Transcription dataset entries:
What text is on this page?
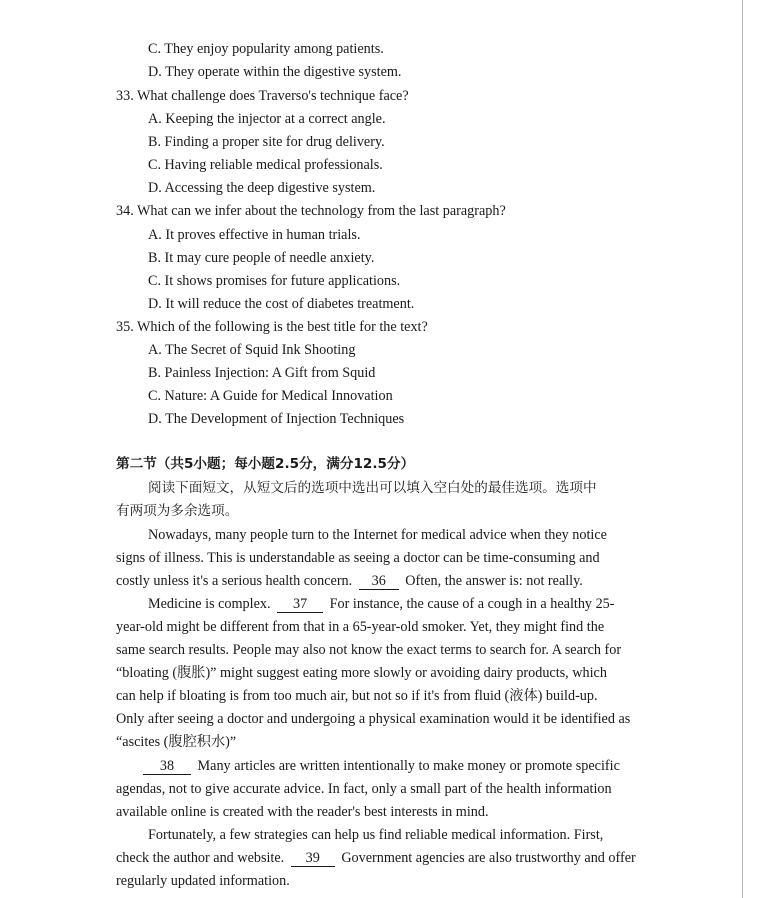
C. They enjoy popularity among patients.
D. They operate within the digestive system.
33. What challenge does Traverso's technique face?
A. Keeping the injector at a correct angle.
B. Finding a proper site for drug delivery.
C. Having reliable medical professionals.
D. Accessing the deep digestive system.
34. What can we infer about the technology from the last paragraph?
A. It proves effective in human trials.
B. It may cure people of needle anxiety.
C. It shows promises for future applications.
D. It will reduce the cost of diabetes treatment.
35. Which of the following is the best title for the text?
A. The Secret of Squid Ink Shooting
B. Painless Injection: A Gift from Squid
C. Nature: A Guide for Medical Innovation
D. The Development of Injection Techniques
第二节（共5小题；每小题2.5分，满分12.5分）
阅读下面短文，从短文后的选项中选出可以填入空白处的最佳选项。选项中
有两项为多余选项。
Nowadays, many people turn to the Internet for medical advice when they notice
signs of illness. This is understandable as seeing a doctor can be time-consuming and
costly unless it's a serious health concern. 36 Often, the answer is: not really.
Medicine is complex. 37 For instance, the cause of a cough in a healthy 25-
year-old might be different from that in a 65-year-old smoker. Yet, they might find the
same search results. People may also not know the exact terms to search for. A search for
“bloating (腹胀)” might suggest eating more slowly or avoiding dairy products, which
can help if bloating is from too much air, but not so if it's from fluid (液体) build-up.
Only after seeing a doctor and undergoing a physical examination would it be identified as
“ascites (腹腔积水)”
38 Many articles are written intentionally to make money or promote specific
agendas, not to give accurate advice. In fact, only a small part of the health information
available online is created with the reader's best interests in mind.
Fortunately, a few strategies can help us find reliable medical information. First,
check the author and website. 39 Government agencies are also trustworthy and offer
regularly updated information.
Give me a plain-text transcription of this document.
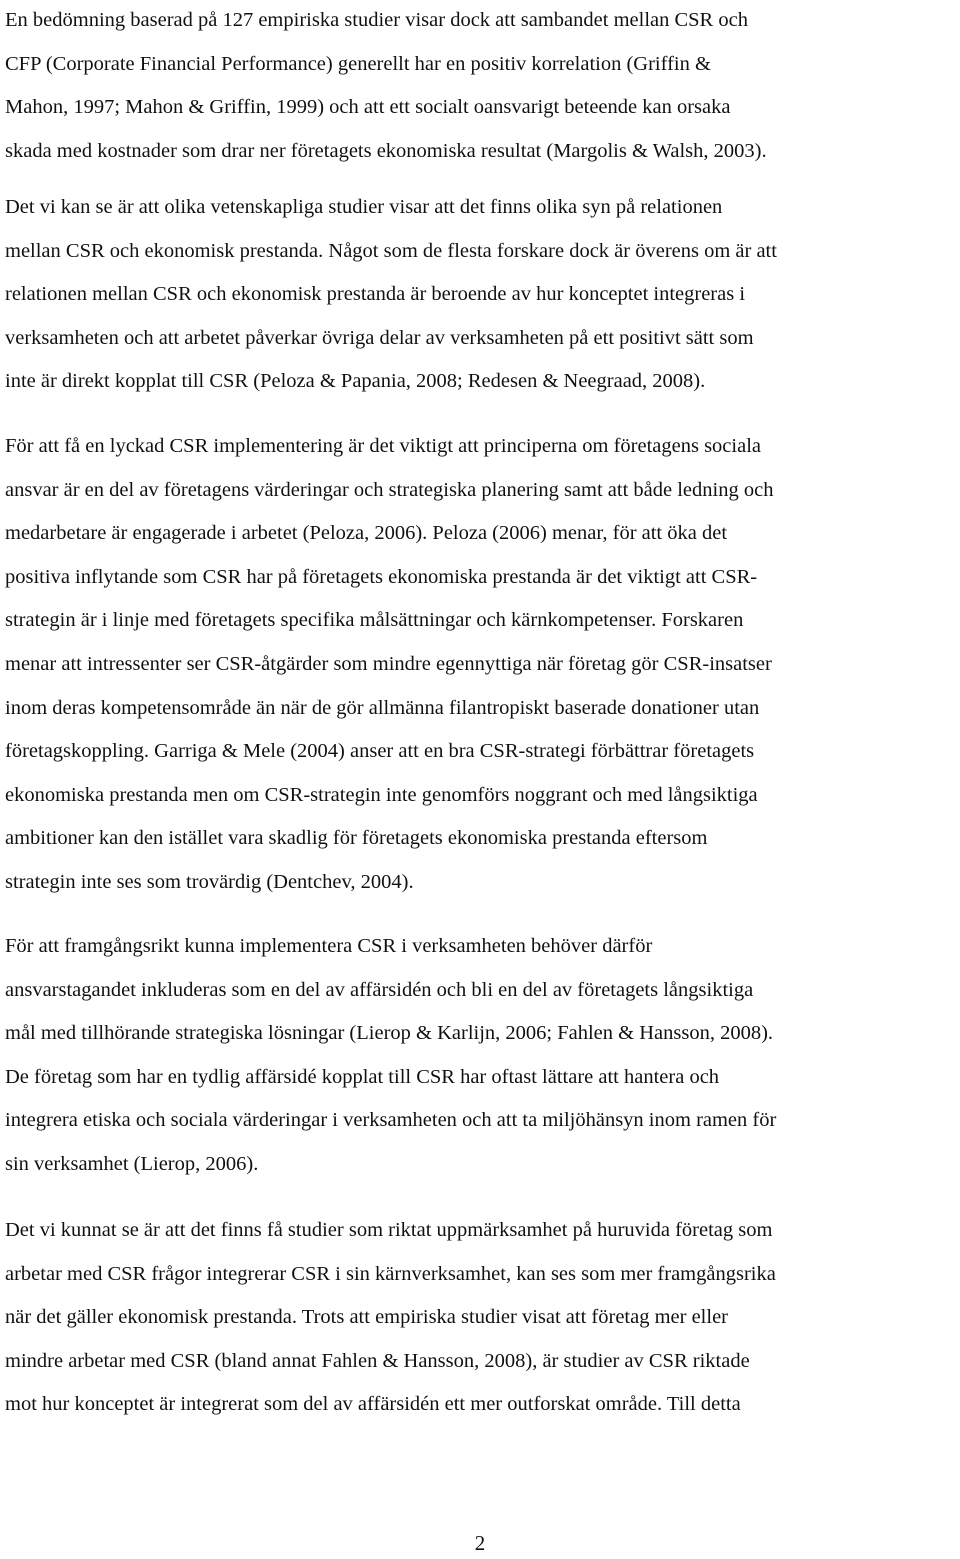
En bedömning baserad på 127 empiriska studier visar dock att sambandet mellan CSR och
CFP (Corporate Financial Performance) generellt har en positiv korrelation (Griffin &
Mahon, 1997; Mahon & Griffin, 1999) och att ett socialt oansvarigt beteende kan orsaka
skada med kostnader som drar ner företagets ekonomiska resultat (Margolis & Walsh, 2003).
Det vi kan se är att olika vetenskapliga studier visar att det finns olika syn på relationen
mellan CSR och ekonomisk prestanda. Något som de flesta forskare dock är överens om är att
relationen mellan CSR och ekonomisk prestanda är beroende av hur konceptet integreras i
verksamheten och att arbetet påverkar övriga delar av verksamheten på ett positivt sätt som
inte är direkt kopplat till CSR (Peloza & Papania, 2008; Redesen & Neegraad, 2008).
För att få en lyckad CSR implementering är det viktigt att principerna om företagens sociala
ansvar är en del av företagens värderingar och strategiska planering samt att både ledning och
medarbetare är engagerade i arbetet (Peloza, 2006). Peloza (2006) menar, för att öka det
positiva inflytande som CSR har på företagets ekonomiska prestanda är det viktigt att CSR-
strategin är i linje med företagets specifika målsättningar och kärnkompetenser. Forskaren
menar att intressenter ser CSR-åtgärder som mindre egennyttiga när företag gör CSR-insatser
inom deras kompetensområde än när de gör allmänna filantropiskt baserade donationer utan
företagskoppling. Garriga & Mele (2004) anser att en bra CSR-strategi förbättrar företagets
ekonomiska prestanda men om CSR-strategin inte genomförs noggrant och med långsiktiga
ambitioner kan den istället vara skadlig för företagets ekonomiska prestanda eftersom
strategin inte ses som trovärdig (Dentchev, 2004).
För att framgångsrikt kunna implementera CSR i verksamheten behöver därför
ansvarstagandet inkluderas som en del av affärsidén och bli en del av företagets långsiktiga
mål med tillhörande strategiska lösningar (Lierop & Karlijn, 2006; Fahlen & Hansson, 2008).
De företag som har en tydlig affärsidé kopplat till CSR har oftast lättare att hantera och
integrera etiska och sociala värderingar i verksamheten och att ta miljöhänsyn inom ramen för
sin verksamhet (Lierop, 2006).
Det vi kunnat se är att det finns få studier som riktat uppmärksamhet på huruvida företag som
arbetar med CSR frågor integrerar CSR i sin kärnverksamhet, kan ses som mer framgångsrika
när det gäller ekonomisk prestanda. Trots att empiriska studier visat att företag mer eller
mindre arbetar med CSR (bland annat Fahlen & Hansson, 2008), är studier av CSR riktade
mot hur konceptet är integrerat som del av affärsidén ett mer outforskat område. Till detta
2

* **What is being asked**
Your job is to repeat every entry exactly, keeping all pictures out of the copy.

* **Answer for this exercise**
What text is on this page?
C. They enjoy popularity among patients.
D. They operate within the digestive system.
33. What challenge does Traverso's technique face?
A. Keeping the injector at a correct angle.
B. Finding a proper site for drug delivery.
C. Having reliable medical professionals.
D. Accessing the deep digestive system.
34. What can we infer about the technology from the last paragraph?
A. It proves effective in human trials.
B. It may cure people of needle anxiety.
C. It shows promises for future applications.
D. It will reduce the cost of diabetes treatment.
35. Which of the following is the best title for the text?
A. The Secret of Squid Ink Shooting
B. Painless Injection: A Gift from Squid
C. Nature: A Guide for Medical Innovation
D. The Development of Injection Techniques
第二节（共5小题；每小题2.5分，满分12.5分）
阅读下面短文，从短文后的选项中选出可以填入空白处的最佳选项。选项中
有两项为多余选项。
Nowadays, many people turn to the Internet for medical advice when they notice
signs of illness. This is understandable as seeing a doctor can be time-consuming and
costly unless it's a serious health concern. 36 Often, the answer is: not really.
Medicine is complex. 37 For instance, the cause of a cough in a healthy 25-
year-old might be different from that in a 65-year-old smoker. Yet, they might find the
same search results. People may also not know the exact terms to search for. A search for
“bloating (腹胀)” might suggest eating more slowly or avoiding dairy products, which
can help if bloating is from too much air, but not so if it's from fluid (液体) build-up.
Only after seeing a doctor and undergoing a physical examination would it be identified as
“ascites (腹腔积水)”
38 Many articles are written intentionally to make money or promote specific
agendas, not to give accurate advice. In fact, only a small part of the health information
available online is created with the reader's best interests in mind.
Fortunately, a few strategies can help us find reliable medical information. First,
check the author and website. 39 Government agencies are also trustworthy and offer
regularly updated information.
Give me a plain-text transcription of this document.
En bedömning baserad på 127 empiriska studier visar dock att sambandet mellan CSR och
CFP (Corporate Financial Performance) generellt har en positiv korrelation (Griffin &
Mahon, 1997; Mahon & Griffin, 1999) och att ett socialt oansvarigt beteende kan orsaka
skada med kostnader som drar ner företagets ekonomiska resultat (Margolis & Walsh, 2003).
Det vi kan se är att olika vetenskapliga studier visar att det finns olika syn på relationen
mellan CSR och ekonomisk prestanda. Något som de flesta forskare dock är överens om är att
relationen mellan CSR och ekonomisk prestanda är beroende av hur konceptet integreras i
verksamheten och att arbetet påverkar övriga delar av verksamheten på ett positivt sätt som
inte är direkt kopplat till CSR (Peloza & Papania, 2008; Redesen & Neegraad, 2008).
För att få en lyckad CSR implementering är det viktigt att principerna om företagens sociala
ansvar är en del av företagens värderingar och strategiska planering samt att både ledning och
medarbetare är engagerade i arbetet (Peloza, 2006). Peloza (2006) menar, för att öka det
positiva inflytande som CSR har på företagets ekonomiska prestanda är det viktigt att CSR-
strategin är i linje med företagets specifika målsättningar och kärnkompetenser. Forskaren
menar att intressenter ser CSR-åtgärder som mindre egennyttiga när företag gör CSR-insatser
inom deras kompetensområde än när de gör allmänna filantropiskt baserade donationer utan
företagskoppling. Garriga & Mele (2004) anser att en bra CSR-strategi förbättrar företagets
ekonomiska prestanda men om CSR-strategin inte genomförs noggrant och med långsiktiga
ambitioner kan den istället vara skadlig för företagets ekonomiska prestanda eftersom
strategin inte ses som trovärdig (Dentchev, 2004).
För att framgångsrikt kunna implementera CSR i verksamheten behöver därför
ansvarstagandet inkluderas som en del av affärsidén och bli en del av företagets långsiktiga
mål med tillhörande strategiska lösningar (Lierop & Karlijn, 2006; Fahlen & Hansson, 2008).
De företag som har en tydlig affärsidé kopplat till CSR har oftast lättare att hantera och
integrera etiska och sociala värderingar i verksamheten och att ta miljöhänsyn inom ramen för
sin verksamhet (Lierop, 2006).
Det vi kunnat se är att det finns få studier som riktat uppmärksamhet på huruvida företag som
arbetar med CSR frågor integrerar CSR i sin kärnverksamhet, kan ses som mer framgångsrika
när det gäller ekonomisk prestanda. Trots att empiriska studier visat att företag mer eller
mindre arbetar med CSR (bland annat Fahlen & Hansson, 2008), är studier av CSR riktade
mot hur konceptet är integrerat som del av affärsidén ett mer outforskat område. Till detta
2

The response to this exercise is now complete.